- WHAT TO PRODUCE
Find how many lines in the data below mention "Daily". Give the number only.

- WORKING DATA
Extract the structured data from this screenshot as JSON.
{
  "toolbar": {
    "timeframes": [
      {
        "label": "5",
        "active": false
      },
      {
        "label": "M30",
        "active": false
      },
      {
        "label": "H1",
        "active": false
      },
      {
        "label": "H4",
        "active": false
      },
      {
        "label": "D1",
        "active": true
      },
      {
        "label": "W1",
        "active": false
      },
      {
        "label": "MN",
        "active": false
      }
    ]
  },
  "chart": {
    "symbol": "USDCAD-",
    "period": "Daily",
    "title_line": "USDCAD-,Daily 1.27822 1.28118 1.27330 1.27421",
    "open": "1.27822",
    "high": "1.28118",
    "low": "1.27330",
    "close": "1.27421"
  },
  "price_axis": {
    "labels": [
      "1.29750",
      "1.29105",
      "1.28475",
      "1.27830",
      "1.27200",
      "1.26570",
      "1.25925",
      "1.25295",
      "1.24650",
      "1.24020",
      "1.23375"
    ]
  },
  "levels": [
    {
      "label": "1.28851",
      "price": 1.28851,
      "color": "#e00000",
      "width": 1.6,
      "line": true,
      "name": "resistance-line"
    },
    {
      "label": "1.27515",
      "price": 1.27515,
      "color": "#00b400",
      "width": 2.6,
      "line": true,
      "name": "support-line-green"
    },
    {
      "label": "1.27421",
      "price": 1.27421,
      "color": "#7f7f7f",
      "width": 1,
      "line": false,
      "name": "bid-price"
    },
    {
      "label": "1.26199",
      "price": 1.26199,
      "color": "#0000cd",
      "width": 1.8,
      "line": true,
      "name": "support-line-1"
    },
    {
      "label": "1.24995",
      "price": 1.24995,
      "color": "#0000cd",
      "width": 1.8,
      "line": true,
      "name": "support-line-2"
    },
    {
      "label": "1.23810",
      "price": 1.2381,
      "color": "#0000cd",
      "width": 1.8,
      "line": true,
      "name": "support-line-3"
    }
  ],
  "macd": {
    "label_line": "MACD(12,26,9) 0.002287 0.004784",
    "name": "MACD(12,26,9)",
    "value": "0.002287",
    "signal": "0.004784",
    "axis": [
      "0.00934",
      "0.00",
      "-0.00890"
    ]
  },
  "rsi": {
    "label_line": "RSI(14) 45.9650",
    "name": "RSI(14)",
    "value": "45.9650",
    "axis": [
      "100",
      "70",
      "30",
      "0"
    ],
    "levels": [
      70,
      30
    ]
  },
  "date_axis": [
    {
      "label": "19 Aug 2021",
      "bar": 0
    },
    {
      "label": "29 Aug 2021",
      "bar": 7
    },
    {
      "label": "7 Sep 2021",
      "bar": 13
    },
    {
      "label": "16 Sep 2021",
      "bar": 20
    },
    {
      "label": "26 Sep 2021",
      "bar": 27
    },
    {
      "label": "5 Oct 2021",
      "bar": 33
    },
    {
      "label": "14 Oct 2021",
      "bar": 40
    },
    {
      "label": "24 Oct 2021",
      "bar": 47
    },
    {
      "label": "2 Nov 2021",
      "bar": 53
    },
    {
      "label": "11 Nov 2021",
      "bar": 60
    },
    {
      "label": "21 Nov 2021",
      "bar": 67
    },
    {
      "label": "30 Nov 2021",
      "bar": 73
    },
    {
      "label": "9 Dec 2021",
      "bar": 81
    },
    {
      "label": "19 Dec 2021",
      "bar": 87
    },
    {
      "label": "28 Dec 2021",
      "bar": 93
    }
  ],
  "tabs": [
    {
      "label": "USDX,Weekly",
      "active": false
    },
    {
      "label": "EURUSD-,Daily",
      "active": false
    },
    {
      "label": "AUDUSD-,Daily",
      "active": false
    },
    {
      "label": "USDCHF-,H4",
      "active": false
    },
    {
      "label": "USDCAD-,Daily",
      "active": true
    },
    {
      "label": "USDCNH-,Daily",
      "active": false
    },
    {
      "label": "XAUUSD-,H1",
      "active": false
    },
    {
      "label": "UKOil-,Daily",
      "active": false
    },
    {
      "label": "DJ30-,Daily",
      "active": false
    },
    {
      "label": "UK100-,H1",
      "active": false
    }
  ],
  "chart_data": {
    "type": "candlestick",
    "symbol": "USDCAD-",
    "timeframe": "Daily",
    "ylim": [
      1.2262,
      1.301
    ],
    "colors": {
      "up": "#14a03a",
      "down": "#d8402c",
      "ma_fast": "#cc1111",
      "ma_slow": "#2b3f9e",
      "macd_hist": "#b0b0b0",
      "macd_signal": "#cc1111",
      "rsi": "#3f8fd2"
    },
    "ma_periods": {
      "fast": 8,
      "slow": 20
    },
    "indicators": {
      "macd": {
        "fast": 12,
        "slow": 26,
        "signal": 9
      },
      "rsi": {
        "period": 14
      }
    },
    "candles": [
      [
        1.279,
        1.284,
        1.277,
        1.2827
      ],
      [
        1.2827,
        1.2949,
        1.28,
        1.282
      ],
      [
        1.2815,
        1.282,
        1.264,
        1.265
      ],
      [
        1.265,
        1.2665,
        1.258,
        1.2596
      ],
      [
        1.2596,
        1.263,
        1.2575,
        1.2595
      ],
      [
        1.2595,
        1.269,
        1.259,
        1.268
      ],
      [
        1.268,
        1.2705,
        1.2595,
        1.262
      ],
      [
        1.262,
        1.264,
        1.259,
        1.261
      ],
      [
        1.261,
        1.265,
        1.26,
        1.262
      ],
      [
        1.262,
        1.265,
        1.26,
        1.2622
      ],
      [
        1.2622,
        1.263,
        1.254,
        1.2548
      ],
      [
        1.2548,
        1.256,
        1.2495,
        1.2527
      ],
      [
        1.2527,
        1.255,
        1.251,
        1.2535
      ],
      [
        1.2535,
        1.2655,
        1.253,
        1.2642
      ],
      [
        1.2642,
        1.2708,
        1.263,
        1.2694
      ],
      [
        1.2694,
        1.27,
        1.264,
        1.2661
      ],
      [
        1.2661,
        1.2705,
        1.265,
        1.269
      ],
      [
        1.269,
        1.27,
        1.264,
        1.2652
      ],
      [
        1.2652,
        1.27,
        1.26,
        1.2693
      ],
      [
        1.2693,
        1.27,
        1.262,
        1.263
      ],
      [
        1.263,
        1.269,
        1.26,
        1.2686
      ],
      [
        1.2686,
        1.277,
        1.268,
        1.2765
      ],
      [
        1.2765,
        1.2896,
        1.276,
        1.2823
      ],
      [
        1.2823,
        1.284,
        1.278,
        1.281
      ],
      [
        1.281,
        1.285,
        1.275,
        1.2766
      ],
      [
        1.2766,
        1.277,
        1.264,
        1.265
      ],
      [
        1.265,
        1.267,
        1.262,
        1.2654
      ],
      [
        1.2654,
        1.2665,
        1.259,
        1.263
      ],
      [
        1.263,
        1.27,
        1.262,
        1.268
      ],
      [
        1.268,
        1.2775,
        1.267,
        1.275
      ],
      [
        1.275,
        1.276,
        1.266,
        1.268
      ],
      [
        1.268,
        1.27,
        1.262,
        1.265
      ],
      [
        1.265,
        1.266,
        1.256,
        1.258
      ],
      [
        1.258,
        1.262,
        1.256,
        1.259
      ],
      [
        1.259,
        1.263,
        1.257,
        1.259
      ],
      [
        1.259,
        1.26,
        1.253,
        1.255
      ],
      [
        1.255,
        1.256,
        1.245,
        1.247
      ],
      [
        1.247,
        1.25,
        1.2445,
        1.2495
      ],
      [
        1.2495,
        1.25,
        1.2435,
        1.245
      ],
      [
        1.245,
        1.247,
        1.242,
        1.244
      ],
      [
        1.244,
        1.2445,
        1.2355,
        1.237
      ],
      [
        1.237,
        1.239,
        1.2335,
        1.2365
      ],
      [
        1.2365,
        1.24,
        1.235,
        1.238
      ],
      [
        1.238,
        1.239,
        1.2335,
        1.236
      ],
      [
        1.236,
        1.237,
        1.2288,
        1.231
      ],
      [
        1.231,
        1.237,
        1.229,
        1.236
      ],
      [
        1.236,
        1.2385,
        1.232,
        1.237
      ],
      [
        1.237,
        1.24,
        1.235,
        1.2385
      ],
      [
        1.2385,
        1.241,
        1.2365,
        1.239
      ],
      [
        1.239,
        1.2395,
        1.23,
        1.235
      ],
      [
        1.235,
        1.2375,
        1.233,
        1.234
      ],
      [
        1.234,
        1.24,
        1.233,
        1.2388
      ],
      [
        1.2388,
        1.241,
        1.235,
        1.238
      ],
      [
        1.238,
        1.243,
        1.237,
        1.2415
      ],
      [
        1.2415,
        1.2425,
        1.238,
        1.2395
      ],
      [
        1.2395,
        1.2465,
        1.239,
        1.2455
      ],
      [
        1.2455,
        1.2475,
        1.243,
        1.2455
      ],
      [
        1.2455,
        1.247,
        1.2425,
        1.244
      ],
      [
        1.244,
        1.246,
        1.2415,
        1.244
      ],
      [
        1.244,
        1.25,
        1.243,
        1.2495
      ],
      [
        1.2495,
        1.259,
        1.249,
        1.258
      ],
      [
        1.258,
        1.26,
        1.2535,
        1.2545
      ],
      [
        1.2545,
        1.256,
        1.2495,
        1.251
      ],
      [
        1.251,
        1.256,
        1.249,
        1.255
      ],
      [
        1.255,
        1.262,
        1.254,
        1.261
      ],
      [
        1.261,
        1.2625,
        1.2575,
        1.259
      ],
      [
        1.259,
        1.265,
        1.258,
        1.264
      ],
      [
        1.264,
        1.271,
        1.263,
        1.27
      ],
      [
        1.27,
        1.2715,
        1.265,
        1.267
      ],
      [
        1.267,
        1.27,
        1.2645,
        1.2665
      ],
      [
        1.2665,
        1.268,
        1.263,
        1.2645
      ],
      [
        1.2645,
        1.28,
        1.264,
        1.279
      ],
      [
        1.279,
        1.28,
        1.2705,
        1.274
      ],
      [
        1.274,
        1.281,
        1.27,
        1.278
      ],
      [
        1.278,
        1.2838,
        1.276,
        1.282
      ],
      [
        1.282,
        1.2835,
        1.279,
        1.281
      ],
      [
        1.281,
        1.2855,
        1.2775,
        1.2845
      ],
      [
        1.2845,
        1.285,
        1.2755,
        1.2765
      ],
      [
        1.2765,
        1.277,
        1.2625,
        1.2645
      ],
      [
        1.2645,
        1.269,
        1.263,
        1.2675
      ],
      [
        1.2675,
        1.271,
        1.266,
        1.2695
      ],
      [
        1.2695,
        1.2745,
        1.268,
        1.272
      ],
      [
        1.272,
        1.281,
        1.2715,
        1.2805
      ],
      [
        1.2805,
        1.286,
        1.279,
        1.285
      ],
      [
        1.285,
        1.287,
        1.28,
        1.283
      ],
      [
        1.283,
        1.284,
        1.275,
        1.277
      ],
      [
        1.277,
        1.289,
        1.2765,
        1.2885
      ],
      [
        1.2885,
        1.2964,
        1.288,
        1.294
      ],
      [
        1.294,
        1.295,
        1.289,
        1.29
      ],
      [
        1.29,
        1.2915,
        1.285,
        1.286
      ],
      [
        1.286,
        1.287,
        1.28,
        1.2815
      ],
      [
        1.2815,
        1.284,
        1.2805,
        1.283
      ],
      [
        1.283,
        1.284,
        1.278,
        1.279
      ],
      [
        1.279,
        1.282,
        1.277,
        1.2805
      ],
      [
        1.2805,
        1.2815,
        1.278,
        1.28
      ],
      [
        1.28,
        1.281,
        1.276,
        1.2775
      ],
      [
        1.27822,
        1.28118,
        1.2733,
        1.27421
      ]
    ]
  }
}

- FULL SOLUTION
9